__Entries provided__
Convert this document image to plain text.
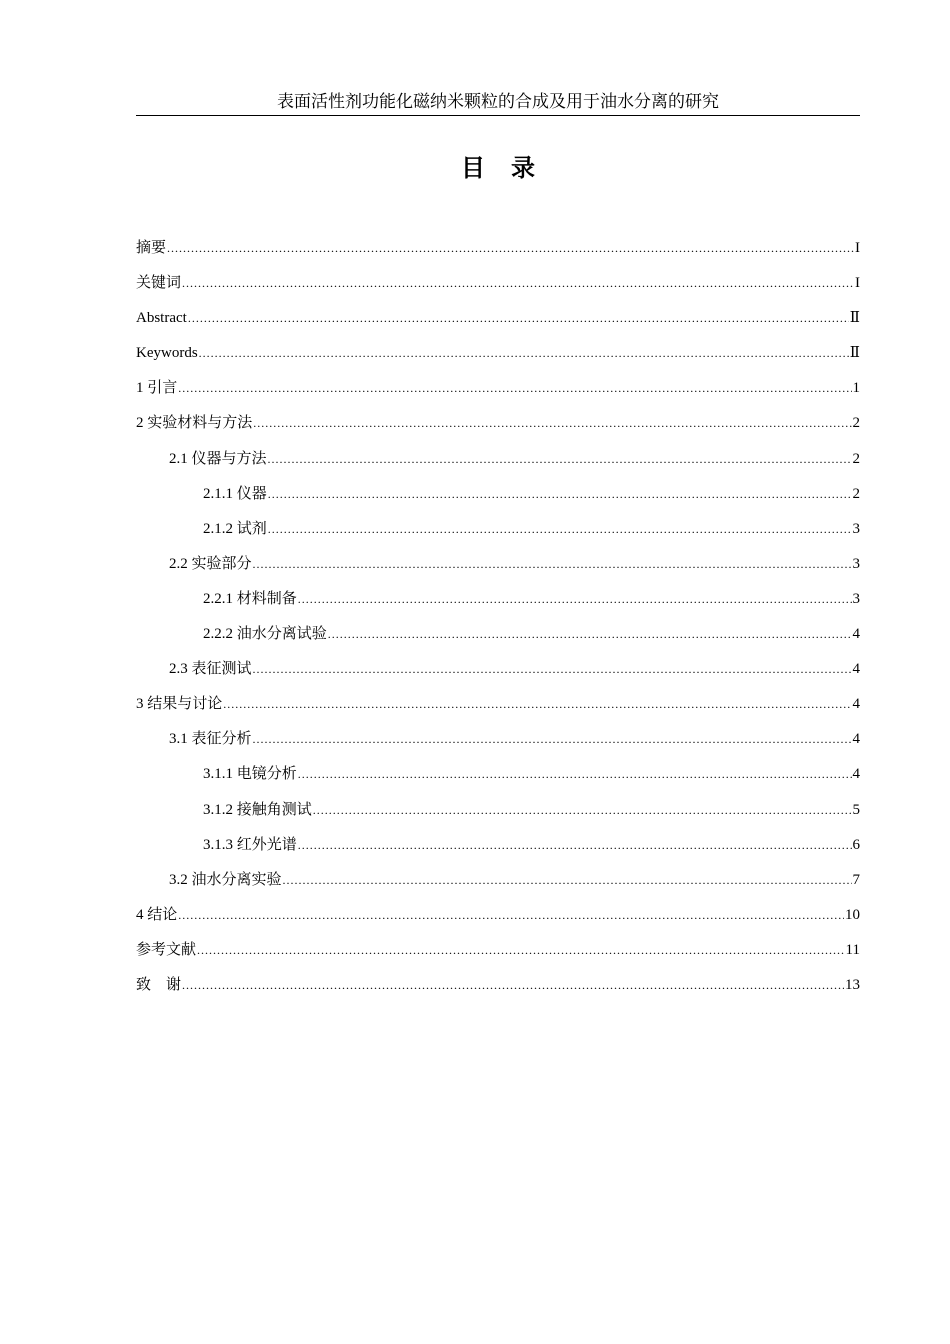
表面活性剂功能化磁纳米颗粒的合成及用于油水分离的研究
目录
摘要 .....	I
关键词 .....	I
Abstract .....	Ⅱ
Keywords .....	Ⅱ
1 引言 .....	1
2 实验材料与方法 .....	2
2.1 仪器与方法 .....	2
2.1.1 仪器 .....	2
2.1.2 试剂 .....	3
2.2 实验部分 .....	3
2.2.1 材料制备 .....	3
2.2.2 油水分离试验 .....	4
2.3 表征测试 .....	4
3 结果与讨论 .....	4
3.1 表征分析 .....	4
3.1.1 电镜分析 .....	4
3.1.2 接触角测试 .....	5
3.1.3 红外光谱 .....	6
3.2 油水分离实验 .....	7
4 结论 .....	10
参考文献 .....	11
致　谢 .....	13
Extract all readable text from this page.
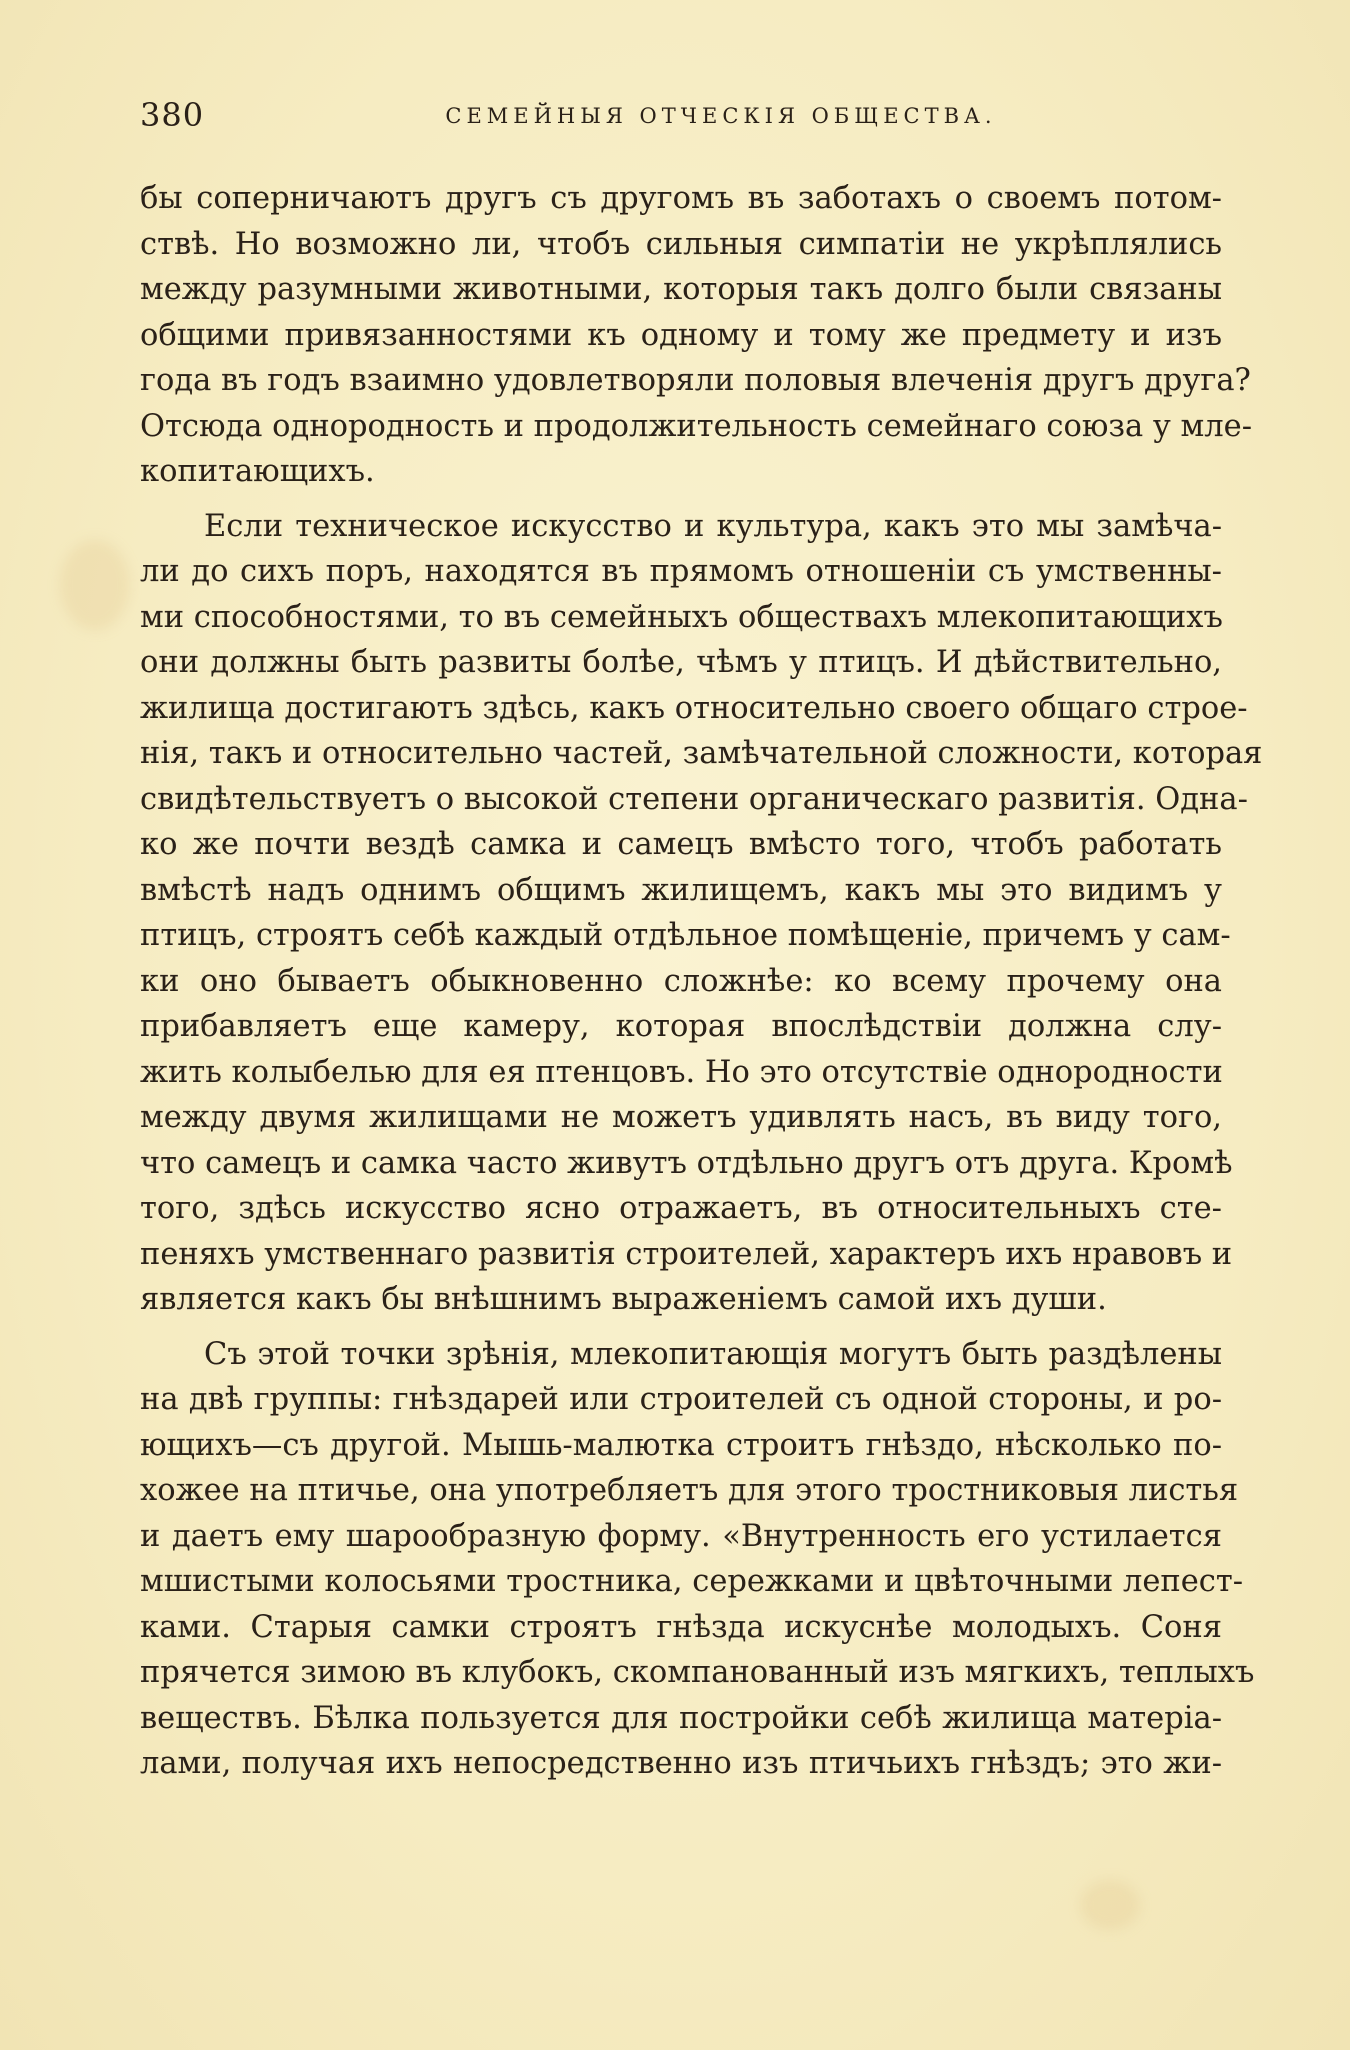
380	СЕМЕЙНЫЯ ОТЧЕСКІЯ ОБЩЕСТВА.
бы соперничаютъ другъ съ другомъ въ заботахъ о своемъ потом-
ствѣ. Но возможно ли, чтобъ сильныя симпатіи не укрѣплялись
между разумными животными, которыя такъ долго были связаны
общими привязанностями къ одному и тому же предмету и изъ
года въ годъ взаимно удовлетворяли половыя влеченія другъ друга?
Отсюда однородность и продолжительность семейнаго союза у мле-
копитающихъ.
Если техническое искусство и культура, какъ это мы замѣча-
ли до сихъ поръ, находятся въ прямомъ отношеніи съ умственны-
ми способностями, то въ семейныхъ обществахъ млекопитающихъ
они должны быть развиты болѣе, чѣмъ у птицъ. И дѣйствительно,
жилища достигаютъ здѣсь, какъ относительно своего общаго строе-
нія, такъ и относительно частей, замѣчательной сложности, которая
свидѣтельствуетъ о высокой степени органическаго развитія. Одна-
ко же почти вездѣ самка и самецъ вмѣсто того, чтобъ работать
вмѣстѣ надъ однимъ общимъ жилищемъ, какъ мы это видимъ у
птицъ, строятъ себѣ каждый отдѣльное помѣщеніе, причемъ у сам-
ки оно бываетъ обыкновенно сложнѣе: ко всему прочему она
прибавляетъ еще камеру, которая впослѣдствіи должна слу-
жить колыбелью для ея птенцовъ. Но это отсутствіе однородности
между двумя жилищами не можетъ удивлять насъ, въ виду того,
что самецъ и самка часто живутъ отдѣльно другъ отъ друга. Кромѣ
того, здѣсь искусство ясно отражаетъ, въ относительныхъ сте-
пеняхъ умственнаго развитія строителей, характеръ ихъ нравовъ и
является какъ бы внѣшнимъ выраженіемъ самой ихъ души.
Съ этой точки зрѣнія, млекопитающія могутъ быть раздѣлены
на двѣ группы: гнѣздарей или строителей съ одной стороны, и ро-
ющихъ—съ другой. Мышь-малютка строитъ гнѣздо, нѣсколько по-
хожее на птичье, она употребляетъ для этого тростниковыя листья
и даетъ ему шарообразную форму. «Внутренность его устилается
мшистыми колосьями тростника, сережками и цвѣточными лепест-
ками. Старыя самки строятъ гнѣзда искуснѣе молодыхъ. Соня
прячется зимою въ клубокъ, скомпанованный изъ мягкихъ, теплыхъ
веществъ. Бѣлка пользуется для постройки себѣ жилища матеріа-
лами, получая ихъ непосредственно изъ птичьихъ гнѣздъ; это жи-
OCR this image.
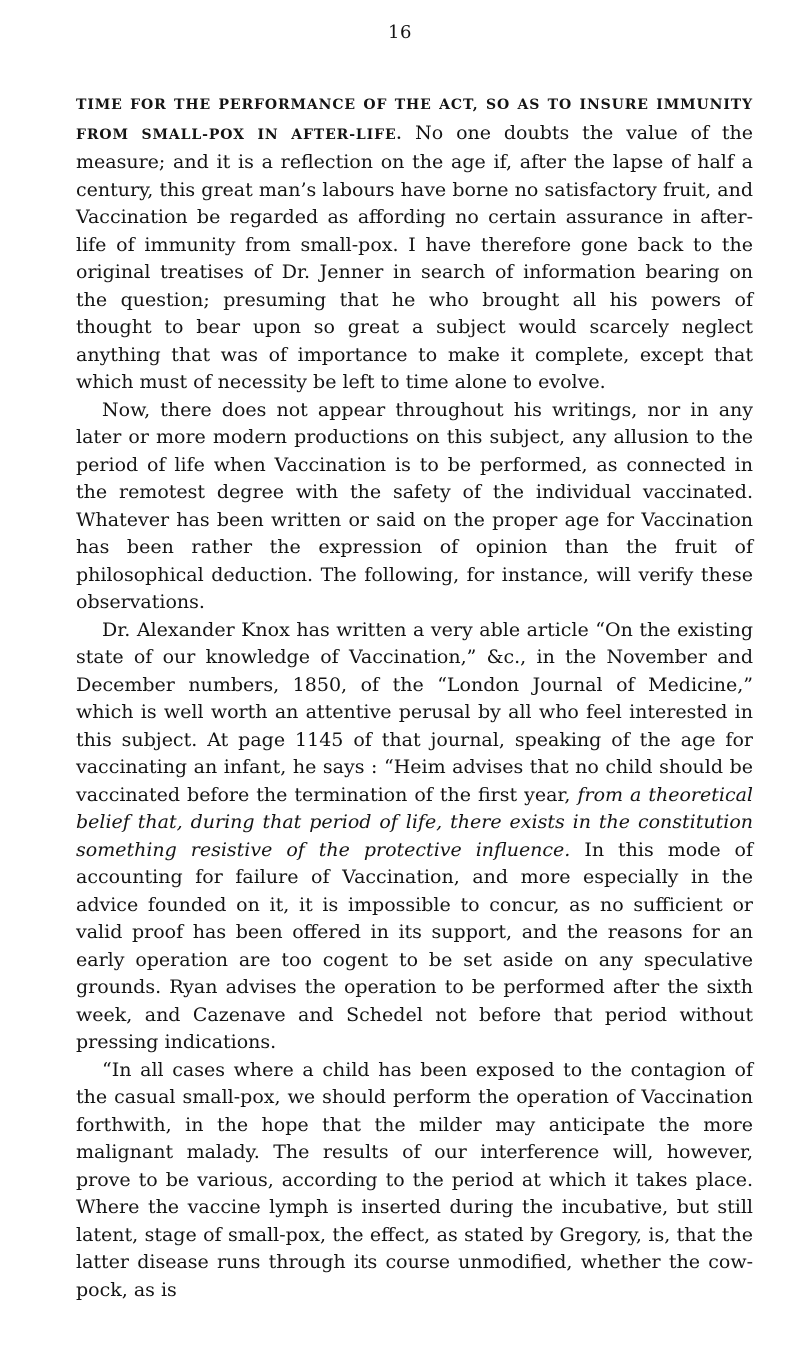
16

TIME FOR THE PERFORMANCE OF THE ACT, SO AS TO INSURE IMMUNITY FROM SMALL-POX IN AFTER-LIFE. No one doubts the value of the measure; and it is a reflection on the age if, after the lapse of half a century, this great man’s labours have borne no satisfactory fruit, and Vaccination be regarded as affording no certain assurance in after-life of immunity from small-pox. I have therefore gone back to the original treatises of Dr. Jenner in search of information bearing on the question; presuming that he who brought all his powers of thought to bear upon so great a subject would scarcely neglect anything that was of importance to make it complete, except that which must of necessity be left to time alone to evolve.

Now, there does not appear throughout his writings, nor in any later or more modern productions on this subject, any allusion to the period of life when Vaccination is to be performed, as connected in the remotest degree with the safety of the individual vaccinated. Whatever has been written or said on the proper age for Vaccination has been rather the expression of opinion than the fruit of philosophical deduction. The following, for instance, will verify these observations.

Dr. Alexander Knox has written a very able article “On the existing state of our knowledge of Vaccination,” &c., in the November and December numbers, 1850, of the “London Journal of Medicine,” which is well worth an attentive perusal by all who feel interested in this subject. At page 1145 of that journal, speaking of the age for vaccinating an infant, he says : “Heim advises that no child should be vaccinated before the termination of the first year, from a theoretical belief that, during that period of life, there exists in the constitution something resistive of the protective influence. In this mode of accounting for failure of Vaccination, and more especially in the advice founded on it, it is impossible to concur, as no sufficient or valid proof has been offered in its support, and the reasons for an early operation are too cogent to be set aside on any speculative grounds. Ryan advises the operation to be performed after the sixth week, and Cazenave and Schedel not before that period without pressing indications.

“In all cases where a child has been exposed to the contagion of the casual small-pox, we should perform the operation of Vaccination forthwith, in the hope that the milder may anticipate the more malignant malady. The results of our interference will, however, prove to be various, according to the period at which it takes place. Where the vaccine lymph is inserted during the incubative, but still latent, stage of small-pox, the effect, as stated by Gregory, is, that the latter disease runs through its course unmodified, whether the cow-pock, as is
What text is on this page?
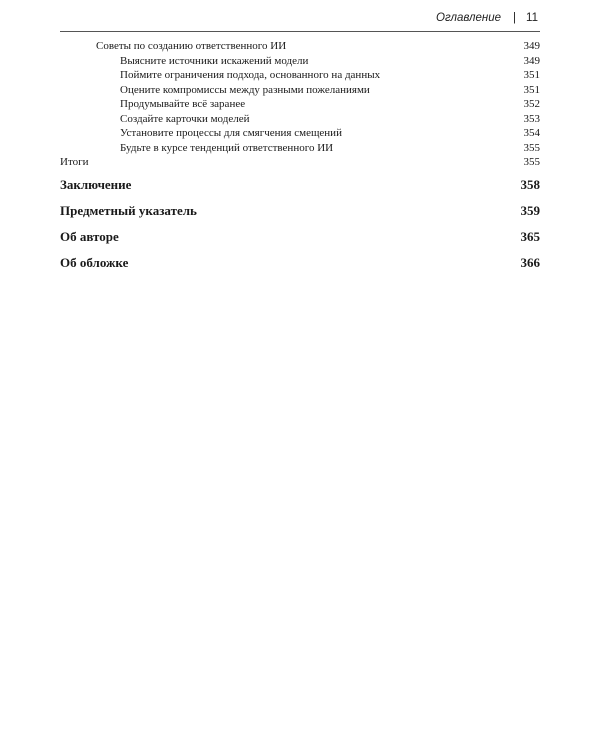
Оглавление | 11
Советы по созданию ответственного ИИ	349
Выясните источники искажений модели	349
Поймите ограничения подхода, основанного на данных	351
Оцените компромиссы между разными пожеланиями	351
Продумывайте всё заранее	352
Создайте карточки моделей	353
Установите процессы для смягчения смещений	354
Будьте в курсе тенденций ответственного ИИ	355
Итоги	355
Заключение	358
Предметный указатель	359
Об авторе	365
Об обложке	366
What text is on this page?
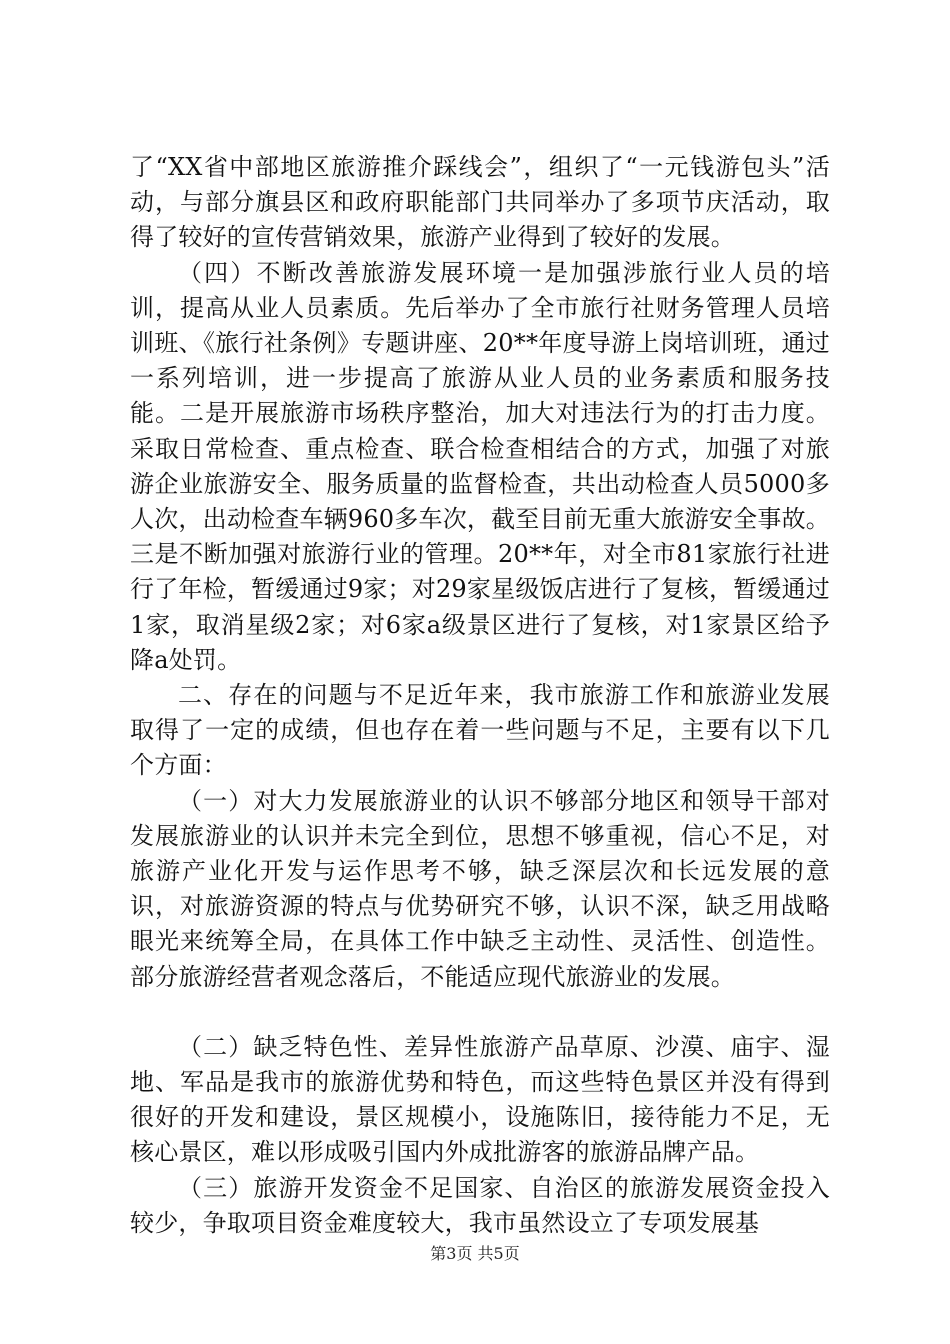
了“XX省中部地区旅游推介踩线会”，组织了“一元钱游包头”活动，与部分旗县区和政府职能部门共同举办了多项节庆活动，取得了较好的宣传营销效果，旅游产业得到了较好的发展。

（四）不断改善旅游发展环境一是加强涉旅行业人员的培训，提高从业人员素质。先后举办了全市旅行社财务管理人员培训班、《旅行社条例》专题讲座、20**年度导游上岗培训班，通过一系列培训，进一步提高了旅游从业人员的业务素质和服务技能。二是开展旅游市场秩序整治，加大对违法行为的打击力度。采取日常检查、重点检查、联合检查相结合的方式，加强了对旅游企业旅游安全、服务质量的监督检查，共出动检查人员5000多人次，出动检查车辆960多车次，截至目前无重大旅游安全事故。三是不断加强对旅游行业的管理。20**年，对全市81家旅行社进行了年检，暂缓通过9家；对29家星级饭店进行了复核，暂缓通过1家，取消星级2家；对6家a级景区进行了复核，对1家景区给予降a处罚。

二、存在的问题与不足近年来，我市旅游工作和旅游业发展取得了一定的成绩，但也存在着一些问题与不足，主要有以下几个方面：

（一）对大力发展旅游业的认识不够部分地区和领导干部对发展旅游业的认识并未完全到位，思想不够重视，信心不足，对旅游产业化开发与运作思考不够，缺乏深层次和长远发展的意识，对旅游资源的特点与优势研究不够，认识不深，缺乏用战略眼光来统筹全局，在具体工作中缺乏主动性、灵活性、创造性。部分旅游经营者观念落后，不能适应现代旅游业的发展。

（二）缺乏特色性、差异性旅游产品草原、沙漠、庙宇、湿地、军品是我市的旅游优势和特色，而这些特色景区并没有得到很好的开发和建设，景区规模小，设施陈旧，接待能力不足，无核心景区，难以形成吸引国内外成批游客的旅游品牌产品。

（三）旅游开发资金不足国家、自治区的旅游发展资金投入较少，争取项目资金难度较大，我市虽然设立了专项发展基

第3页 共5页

__Objective__
Each line holding "ответственного" must be found and copied.

__Result of this exercise__
Советы по созданию ответственного ИИ	349
Будьте в курсе тенденций ответственного ИИ	355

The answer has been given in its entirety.